======== MATERIAL FOR THE TASK
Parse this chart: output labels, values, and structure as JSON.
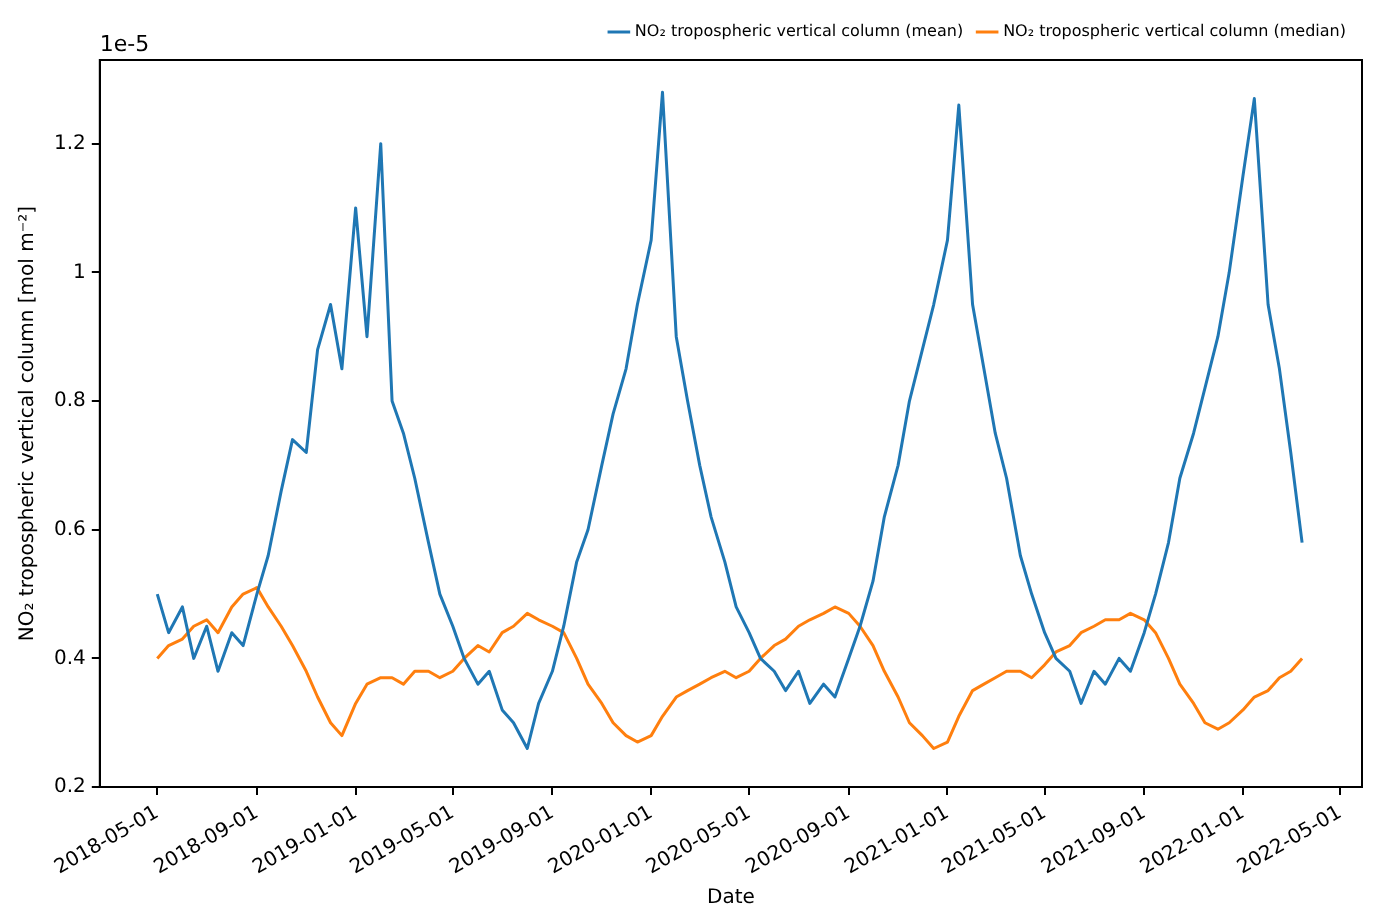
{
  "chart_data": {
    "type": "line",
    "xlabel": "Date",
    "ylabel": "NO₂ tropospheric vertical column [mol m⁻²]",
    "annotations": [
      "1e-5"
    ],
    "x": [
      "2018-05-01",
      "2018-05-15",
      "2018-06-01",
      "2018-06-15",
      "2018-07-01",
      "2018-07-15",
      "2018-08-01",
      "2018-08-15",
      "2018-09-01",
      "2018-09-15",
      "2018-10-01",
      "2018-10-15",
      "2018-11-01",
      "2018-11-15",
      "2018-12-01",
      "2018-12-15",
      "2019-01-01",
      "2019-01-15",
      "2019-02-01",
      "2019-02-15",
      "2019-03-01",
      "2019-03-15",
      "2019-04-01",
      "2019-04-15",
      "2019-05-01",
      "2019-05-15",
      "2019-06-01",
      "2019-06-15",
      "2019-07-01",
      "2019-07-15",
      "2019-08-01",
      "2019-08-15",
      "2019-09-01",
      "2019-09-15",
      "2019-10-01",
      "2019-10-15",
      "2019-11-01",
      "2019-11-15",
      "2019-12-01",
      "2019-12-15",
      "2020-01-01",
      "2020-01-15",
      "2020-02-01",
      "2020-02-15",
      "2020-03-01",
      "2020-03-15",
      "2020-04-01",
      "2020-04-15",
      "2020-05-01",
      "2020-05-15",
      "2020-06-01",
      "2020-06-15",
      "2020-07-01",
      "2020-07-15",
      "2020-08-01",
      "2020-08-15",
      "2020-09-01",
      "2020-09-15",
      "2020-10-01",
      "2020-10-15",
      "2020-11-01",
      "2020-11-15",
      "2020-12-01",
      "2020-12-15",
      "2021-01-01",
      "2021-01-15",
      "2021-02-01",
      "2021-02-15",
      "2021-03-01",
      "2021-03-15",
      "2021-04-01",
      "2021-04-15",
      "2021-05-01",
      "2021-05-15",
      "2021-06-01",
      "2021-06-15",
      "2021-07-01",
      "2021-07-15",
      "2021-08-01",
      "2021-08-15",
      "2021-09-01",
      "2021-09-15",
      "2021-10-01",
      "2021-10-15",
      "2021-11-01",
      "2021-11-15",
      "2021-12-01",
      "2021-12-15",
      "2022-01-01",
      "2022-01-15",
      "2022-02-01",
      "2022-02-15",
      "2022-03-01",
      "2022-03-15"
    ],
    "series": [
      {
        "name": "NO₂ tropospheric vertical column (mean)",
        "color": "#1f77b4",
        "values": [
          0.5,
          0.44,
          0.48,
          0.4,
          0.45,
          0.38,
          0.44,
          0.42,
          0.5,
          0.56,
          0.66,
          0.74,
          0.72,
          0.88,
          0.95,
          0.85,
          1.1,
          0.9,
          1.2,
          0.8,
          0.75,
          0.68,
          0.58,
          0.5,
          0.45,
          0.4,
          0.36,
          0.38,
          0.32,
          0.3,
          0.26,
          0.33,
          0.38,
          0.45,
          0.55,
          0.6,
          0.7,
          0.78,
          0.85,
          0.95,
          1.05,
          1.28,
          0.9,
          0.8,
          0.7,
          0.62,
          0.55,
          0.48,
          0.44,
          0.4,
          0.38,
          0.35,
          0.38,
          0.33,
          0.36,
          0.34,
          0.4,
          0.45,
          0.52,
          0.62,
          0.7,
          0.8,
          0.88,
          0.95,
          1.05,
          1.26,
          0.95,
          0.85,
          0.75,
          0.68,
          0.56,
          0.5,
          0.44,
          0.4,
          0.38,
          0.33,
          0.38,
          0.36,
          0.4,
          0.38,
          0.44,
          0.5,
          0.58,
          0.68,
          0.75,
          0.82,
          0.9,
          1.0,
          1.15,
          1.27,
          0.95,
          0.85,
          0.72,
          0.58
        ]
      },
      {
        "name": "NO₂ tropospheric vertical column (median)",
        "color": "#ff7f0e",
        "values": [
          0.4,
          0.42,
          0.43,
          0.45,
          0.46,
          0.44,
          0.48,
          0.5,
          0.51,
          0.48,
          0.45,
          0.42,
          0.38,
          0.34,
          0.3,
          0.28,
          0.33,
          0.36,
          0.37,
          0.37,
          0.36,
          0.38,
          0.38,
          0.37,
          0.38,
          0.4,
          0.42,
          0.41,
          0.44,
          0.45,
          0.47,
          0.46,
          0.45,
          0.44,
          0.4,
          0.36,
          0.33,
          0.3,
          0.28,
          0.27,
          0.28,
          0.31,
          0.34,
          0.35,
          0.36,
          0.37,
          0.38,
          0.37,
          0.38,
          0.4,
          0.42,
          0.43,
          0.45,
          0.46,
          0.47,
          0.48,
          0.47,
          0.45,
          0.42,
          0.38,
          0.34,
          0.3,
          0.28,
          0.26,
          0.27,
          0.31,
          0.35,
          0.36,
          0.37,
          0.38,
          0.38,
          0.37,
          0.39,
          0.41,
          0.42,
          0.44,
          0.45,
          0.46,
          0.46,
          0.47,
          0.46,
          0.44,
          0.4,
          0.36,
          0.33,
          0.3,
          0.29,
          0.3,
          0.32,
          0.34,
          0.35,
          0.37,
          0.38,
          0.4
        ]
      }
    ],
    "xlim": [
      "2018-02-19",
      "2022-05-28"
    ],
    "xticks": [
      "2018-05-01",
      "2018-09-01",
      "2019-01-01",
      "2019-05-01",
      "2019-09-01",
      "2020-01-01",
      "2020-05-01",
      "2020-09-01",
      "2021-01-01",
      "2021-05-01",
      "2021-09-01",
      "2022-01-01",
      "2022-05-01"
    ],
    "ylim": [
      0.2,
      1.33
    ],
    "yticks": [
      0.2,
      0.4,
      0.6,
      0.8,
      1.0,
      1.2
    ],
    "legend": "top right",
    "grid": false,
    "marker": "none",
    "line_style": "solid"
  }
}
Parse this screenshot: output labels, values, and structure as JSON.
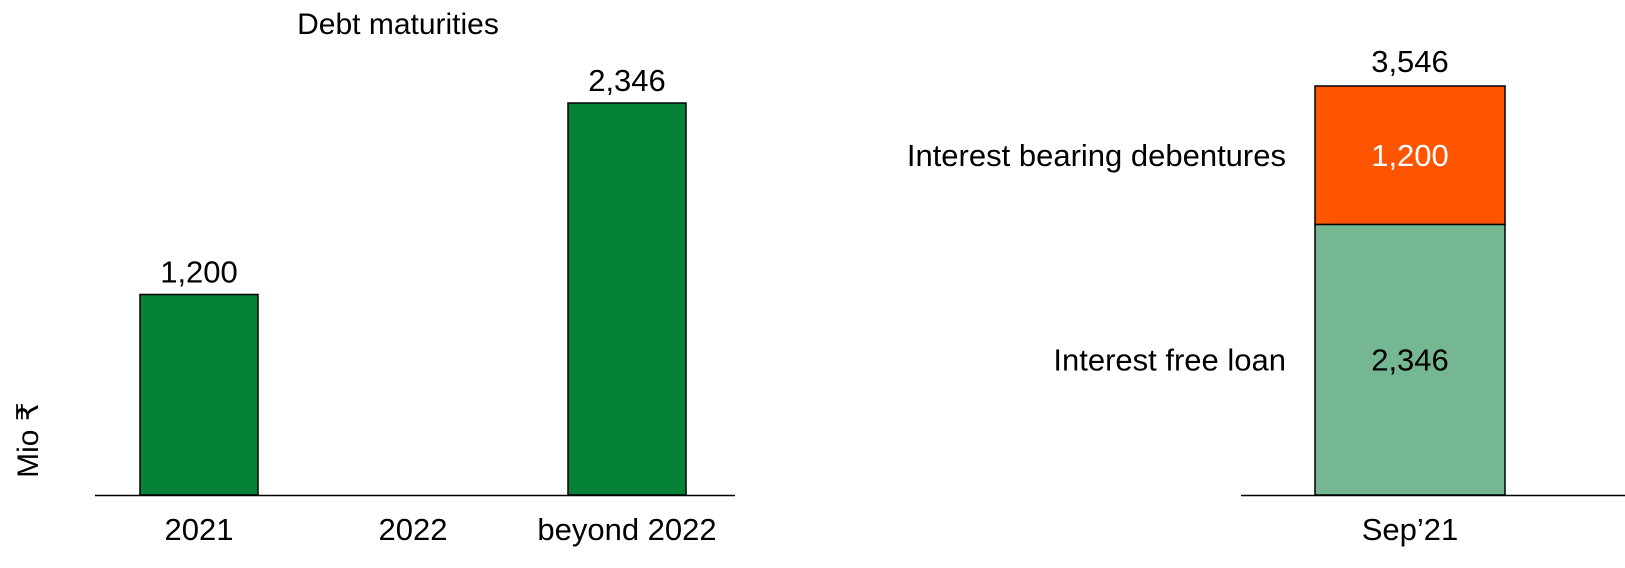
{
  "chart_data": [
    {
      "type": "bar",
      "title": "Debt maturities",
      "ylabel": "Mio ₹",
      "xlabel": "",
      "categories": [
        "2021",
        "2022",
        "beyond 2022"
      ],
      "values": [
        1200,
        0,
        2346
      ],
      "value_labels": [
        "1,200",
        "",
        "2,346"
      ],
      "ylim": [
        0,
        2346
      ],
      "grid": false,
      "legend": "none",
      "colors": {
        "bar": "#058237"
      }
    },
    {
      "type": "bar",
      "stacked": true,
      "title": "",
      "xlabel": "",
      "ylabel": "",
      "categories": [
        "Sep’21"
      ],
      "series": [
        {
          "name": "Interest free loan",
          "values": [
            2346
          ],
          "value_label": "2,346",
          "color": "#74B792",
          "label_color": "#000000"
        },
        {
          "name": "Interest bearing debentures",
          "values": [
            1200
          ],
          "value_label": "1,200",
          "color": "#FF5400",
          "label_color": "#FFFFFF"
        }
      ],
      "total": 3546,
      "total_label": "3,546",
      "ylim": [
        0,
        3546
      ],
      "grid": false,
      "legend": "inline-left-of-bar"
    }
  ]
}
================
* _WHAT NEEDS TO BE DONE_
Out of the material above, gather each line where "Interest" appears.

* _TASK SOLUTION_
          "name": "Interest free loan",
          "name": "Interest bearing debentures",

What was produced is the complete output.